◆ Goal:
Please collect every line of the items below that contains the string "marker", treating uppercase and lowercase letters as different.

◆ Source records:
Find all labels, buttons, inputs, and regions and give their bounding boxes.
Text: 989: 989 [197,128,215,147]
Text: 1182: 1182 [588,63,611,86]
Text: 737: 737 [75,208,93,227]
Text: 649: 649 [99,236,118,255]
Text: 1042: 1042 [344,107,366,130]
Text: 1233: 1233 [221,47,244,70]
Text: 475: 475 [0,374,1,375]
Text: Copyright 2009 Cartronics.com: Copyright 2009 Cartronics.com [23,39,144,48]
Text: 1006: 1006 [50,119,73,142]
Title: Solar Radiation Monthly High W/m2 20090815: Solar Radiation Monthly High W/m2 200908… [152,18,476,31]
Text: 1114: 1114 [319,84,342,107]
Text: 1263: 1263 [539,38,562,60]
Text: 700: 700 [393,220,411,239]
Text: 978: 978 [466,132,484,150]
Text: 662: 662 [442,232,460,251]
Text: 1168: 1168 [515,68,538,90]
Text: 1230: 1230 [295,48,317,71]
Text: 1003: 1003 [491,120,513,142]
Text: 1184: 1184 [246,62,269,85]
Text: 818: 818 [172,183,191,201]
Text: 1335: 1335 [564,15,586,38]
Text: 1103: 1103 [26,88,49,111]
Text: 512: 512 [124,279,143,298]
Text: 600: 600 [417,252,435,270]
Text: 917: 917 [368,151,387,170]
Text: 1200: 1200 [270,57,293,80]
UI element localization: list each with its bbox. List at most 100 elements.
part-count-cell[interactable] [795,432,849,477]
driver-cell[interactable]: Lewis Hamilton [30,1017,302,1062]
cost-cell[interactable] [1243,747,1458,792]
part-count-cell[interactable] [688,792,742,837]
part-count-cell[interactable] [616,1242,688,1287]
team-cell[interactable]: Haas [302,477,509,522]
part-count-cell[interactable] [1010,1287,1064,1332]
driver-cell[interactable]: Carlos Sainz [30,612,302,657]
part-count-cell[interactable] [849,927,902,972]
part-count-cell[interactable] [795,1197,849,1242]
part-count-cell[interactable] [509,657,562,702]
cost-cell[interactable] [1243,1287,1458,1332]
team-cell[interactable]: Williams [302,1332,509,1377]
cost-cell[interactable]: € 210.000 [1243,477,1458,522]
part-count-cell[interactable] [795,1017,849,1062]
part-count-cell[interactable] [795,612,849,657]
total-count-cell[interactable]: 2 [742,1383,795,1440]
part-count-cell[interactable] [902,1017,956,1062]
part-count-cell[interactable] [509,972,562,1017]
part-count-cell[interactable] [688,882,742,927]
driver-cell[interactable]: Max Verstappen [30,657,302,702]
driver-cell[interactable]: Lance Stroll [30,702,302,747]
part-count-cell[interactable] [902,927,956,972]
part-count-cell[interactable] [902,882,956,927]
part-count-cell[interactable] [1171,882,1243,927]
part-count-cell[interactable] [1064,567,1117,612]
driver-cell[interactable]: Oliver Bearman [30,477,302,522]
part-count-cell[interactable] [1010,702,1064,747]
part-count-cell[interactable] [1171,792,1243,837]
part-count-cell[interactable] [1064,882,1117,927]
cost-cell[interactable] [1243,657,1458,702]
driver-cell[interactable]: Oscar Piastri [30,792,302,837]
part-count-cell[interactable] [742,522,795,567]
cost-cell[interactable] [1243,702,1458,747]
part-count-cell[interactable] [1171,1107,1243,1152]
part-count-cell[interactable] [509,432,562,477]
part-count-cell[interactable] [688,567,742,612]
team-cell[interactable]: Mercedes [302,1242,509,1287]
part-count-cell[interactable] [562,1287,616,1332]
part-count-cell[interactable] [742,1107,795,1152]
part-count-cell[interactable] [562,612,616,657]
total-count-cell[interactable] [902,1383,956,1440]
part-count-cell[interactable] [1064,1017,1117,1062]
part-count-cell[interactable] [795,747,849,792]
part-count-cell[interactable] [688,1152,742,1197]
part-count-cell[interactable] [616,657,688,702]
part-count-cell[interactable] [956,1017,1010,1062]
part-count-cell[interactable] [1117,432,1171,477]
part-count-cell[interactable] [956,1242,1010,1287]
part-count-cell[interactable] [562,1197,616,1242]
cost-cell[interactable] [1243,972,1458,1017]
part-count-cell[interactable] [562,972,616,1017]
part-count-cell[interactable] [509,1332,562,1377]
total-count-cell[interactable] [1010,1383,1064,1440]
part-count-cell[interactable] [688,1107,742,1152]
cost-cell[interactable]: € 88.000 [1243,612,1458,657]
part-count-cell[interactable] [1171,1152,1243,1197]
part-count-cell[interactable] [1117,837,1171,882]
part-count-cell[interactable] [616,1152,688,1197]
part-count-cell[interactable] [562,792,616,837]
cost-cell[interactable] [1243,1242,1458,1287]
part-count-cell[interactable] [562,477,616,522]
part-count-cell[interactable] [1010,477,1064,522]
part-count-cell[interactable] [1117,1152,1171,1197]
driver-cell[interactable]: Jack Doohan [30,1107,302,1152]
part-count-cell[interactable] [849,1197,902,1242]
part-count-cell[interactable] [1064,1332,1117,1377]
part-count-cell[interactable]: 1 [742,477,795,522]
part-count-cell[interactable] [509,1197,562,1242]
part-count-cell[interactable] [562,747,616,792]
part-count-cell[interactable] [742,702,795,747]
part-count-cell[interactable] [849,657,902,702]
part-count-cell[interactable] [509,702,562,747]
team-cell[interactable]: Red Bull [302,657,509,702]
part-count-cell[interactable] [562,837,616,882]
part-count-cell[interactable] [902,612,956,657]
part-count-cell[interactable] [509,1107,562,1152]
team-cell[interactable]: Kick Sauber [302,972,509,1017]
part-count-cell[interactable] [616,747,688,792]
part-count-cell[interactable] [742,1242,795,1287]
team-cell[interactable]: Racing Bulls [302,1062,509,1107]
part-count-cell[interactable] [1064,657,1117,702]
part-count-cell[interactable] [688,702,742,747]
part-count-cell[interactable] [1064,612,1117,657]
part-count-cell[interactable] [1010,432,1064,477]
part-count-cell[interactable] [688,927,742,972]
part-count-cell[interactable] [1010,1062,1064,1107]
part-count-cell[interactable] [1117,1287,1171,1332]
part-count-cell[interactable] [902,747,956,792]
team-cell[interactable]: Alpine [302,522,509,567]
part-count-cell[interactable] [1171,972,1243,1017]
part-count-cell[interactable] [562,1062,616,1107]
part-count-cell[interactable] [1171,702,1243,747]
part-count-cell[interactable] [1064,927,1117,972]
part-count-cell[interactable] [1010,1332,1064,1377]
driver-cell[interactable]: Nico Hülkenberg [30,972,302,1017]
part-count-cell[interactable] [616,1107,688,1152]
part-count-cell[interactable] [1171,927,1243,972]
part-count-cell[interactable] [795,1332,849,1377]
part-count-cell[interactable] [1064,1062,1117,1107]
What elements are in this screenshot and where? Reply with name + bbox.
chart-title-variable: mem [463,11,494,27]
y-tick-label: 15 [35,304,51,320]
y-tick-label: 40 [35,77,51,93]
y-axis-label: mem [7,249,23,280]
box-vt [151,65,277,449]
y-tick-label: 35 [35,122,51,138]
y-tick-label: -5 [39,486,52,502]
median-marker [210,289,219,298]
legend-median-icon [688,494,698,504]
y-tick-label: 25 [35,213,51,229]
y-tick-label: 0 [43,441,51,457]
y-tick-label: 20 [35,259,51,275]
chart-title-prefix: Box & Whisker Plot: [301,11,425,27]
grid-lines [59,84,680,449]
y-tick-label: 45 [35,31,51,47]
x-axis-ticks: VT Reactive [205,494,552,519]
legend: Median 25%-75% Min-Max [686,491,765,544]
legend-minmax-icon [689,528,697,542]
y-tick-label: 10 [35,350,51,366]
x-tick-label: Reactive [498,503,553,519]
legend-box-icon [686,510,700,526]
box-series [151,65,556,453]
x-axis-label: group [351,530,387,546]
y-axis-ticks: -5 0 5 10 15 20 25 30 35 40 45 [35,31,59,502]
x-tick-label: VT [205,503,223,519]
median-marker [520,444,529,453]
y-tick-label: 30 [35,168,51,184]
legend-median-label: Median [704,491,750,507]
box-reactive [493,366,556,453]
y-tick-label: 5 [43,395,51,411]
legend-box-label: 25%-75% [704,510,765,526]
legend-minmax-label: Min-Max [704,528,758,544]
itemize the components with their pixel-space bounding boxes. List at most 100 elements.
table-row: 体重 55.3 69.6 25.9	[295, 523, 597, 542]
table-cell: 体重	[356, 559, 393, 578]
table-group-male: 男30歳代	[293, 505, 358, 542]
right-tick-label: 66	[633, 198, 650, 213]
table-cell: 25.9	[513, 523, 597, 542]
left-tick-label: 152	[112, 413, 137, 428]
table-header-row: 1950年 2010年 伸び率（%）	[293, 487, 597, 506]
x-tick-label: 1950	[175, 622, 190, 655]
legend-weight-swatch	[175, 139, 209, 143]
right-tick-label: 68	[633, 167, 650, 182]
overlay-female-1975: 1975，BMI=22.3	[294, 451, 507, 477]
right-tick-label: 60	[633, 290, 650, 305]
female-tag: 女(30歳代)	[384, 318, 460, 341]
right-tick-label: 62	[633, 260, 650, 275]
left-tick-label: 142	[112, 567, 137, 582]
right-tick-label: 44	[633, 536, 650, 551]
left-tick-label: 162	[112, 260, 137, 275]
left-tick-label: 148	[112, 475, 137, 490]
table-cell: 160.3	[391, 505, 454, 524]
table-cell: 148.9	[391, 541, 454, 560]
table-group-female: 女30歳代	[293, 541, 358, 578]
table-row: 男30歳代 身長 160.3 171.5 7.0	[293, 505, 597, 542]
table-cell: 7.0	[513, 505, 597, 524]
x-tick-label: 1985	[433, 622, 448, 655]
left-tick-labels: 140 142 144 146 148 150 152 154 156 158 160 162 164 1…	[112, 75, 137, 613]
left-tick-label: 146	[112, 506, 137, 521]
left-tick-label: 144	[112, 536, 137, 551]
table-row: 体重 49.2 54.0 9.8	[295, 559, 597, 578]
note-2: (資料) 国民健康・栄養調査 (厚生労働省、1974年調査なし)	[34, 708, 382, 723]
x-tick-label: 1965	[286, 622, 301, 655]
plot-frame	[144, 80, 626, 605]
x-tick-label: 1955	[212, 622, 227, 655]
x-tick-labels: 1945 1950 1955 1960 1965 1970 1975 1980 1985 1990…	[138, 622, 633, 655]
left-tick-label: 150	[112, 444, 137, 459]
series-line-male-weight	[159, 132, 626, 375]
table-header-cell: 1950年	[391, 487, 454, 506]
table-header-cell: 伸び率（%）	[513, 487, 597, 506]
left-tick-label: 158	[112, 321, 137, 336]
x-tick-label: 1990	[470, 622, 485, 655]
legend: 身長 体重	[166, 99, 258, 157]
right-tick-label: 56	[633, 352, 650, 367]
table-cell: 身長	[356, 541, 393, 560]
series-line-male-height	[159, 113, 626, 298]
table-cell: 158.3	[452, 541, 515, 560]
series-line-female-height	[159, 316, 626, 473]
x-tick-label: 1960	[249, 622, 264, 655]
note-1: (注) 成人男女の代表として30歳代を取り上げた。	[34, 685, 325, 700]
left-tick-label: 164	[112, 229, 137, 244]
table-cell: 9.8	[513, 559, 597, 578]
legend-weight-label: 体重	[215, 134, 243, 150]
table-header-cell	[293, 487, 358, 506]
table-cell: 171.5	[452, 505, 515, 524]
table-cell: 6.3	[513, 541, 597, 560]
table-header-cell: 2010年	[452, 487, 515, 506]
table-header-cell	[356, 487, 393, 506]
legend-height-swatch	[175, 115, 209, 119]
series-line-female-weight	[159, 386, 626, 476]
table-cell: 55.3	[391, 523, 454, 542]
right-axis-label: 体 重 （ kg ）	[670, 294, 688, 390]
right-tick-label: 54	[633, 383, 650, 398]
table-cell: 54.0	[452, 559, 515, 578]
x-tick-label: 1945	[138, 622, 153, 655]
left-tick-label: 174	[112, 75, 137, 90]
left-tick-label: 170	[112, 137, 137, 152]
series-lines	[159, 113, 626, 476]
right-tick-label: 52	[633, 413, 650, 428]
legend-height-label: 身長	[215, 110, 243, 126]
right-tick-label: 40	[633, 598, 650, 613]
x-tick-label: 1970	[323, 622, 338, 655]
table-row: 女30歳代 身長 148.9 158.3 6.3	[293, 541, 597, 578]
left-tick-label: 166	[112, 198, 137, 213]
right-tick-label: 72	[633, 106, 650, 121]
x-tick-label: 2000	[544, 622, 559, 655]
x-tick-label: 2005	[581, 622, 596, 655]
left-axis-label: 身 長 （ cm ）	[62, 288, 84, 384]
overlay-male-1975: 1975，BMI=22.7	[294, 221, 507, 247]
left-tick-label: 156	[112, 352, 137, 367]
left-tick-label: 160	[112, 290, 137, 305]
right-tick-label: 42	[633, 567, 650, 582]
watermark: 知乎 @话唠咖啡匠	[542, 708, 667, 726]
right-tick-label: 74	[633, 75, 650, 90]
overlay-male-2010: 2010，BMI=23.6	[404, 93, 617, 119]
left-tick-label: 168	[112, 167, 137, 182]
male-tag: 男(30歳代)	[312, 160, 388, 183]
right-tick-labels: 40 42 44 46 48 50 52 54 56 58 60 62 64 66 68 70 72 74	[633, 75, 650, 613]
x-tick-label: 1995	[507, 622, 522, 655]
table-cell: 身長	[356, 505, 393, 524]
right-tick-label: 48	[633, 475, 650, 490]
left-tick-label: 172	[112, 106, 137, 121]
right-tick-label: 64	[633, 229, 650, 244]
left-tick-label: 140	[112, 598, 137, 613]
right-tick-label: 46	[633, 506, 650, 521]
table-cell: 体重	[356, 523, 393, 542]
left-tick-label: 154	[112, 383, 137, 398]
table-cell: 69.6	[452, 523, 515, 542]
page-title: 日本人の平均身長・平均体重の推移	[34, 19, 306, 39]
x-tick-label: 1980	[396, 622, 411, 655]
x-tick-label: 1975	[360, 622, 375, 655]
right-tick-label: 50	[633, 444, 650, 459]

◆ Exercise result:
median-marker [210,289,219,298]
median-marker [520,444,529,453]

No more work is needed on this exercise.